Task prompt: Drop every picture and give the entries back exactly.

# # # # # # #

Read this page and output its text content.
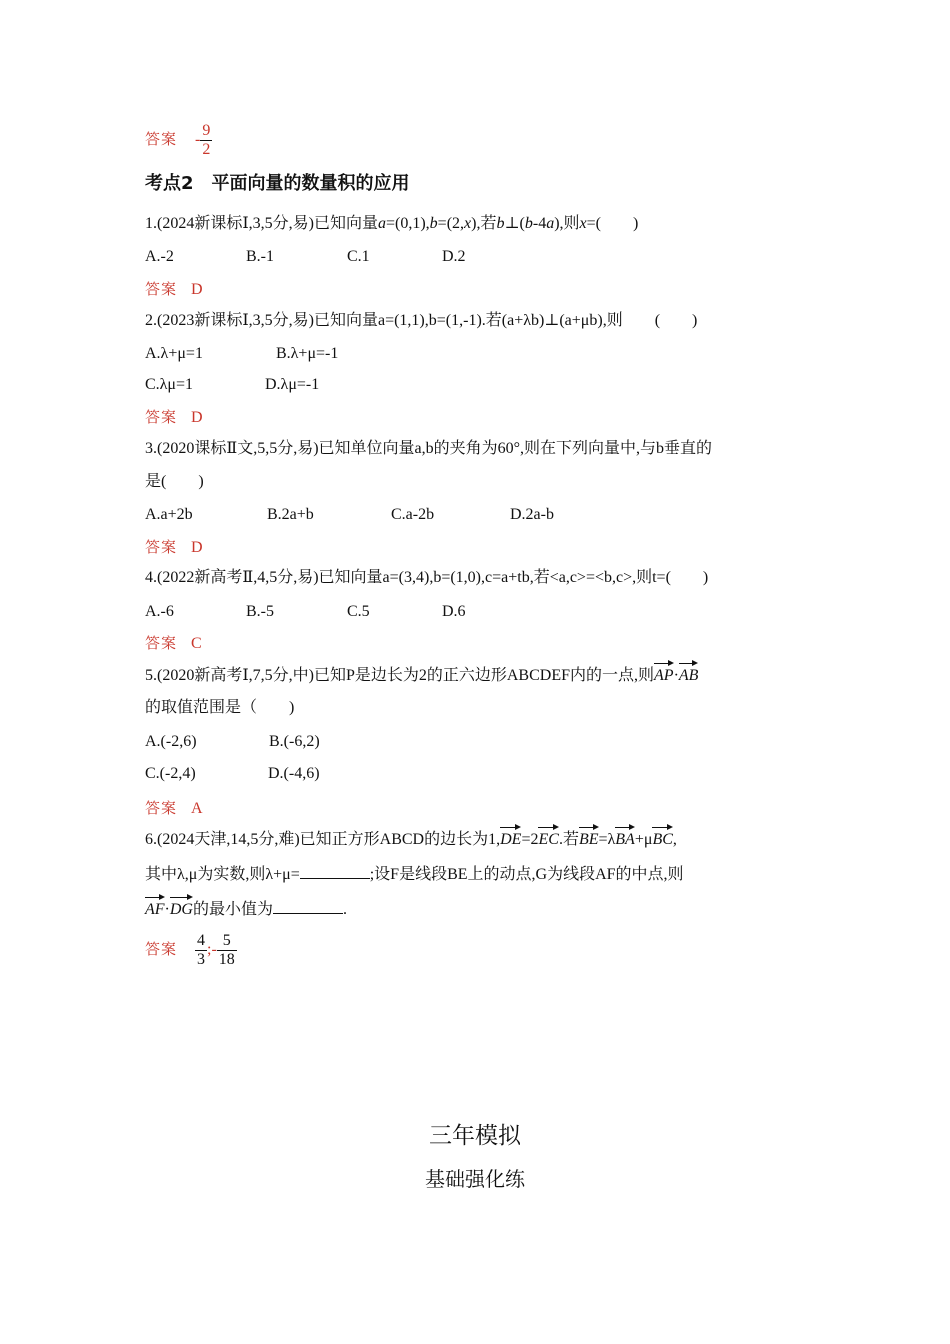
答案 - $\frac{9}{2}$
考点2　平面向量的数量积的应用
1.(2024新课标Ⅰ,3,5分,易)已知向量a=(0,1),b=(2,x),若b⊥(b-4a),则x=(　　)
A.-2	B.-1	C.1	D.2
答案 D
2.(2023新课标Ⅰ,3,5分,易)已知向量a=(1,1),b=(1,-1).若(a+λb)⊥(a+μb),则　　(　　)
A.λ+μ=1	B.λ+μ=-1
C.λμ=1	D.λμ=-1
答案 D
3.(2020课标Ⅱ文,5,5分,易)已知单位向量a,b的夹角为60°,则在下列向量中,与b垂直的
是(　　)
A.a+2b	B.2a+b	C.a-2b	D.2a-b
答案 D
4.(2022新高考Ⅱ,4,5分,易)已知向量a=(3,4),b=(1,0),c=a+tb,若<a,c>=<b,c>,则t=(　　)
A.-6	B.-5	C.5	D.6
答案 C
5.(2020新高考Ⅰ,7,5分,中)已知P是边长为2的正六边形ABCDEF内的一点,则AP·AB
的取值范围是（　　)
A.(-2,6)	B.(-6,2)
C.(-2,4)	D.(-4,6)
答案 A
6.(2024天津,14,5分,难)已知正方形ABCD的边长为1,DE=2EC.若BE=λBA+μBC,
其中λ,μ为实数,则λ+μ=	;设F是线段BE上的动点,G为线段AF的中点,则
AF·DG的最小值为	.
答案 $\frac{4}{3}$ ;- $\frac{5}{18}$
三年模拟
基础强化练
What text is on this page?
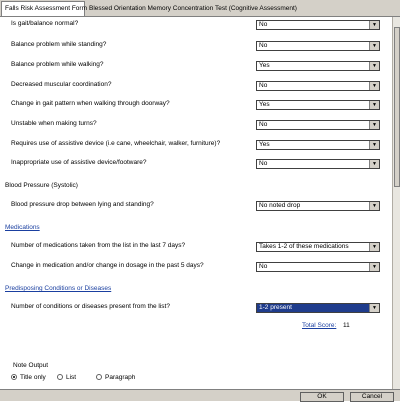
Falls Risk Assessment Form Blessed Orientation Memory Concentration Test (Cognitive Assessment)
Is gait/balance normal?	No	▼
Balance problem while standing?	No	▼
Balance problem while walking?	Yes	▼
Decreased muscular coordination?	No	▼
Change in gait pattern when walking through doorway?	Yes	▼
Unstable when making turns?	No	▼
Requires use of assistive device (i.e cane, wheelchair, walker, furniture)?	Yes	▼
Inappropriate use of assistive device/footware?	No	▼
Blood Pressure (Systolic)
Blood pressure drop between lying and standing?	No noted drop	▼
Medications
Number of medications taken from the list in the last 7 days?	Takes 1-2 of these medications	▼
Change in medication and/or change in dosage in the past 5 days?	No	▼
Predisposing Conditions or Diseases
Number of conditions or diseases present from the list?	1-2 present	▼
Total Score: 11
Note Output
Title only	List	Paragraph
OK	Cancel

# # # # # # #

Correct answer:
Read this page and output its text content.
答案 - $\frac{9}{2}$
考点2　平面向量的数量积的应用
1.(2024新课标Ⅰ,3,5分,易)已知向量a=(0,1),b=(2,x),若b⊥(b-4a),则x=(　　)
A.-2	B.-1	C.1	D.2
答案 D
2.(2023新课标Ⅰ,3,5分,易)已知向量a=(1,1),b=(1,-1).若(a+λb)⊥(a+μb),则　　(　　)
A.λ+μ=1	B.λ+μ=-1
C.λμ=1	D.λμ=-1
答案 D
3.(2020课标Ⅱ文,5,5分,易)已知单位向量a,b的夹角为60°,则在下列向量中,与b垂直的
是(　　)
A.a+2b	B.2a+b	C.a-2b	D.2a-b
答案 D
4.(2022新高考Ⅱ,4,5分,易)已知向量a=(3,4),b=(1,0),c=a+tb,若<a,c>=<b,c>,则t=(　　)
A.-6	B.-5	C.5	D.6
答案 C
5.(2020新高考Ⅰ,7,5分,中)已知P是边长为2的正六边形ABCDEF内的一点,则AP·AB
的取值范围是（　　)
A.(-2,6)	B.(-6,2)
C.(-2,4)	D.(-4,6)
答案 A
6.(2024天津,14,5分,难)已知正方形ABCD的边长为1,DE=2EC.若BE=λBA+μBC,
其中λ,μ为实数,则λ+μ=	;设F是线段BE上的动点,G为线段AF的中点,则
AF·DG的最小值为	.
答案 $\frac{4}{3}$ ;- $\frac{5}{18}$
三年模拟
基础强化练
What text is on this page?
Falls Risk Assessment Form Blessed Orientation Memory Concentration Test (Cognitive Assessment)
Is gait/balance normal?	No	▼
Balance problem while standing?	No	▼
Balance problem while walking?	Yes	▼
Decreased muscular coordination?	No	▼
Change in gait pattern when walking through doorway?	Yes	▼
Unstable when making turns?	No	▼
Requires use of assistive device (i.e cane, wheelchair, walker, furniture)?	Yes	▼
Inappropriate use of assistive device/footware?	No	▼
Blood Pressure (Systolic)
Blood pressure drop between lying and standing?	No noted drop	▼
Medications
Number of medications taken from the list in the last 7 days?	Takes 1-2 of these medications	▼
Change in medication and/or change in dosage in the past 5 days?	No	▼
Predisposing Conditions or Diseases
Number of conditions or diseases present from the list?	1-2 present	▼
Total Score: 11
Note Output
Title only	List	Paragraph
OK	Cancel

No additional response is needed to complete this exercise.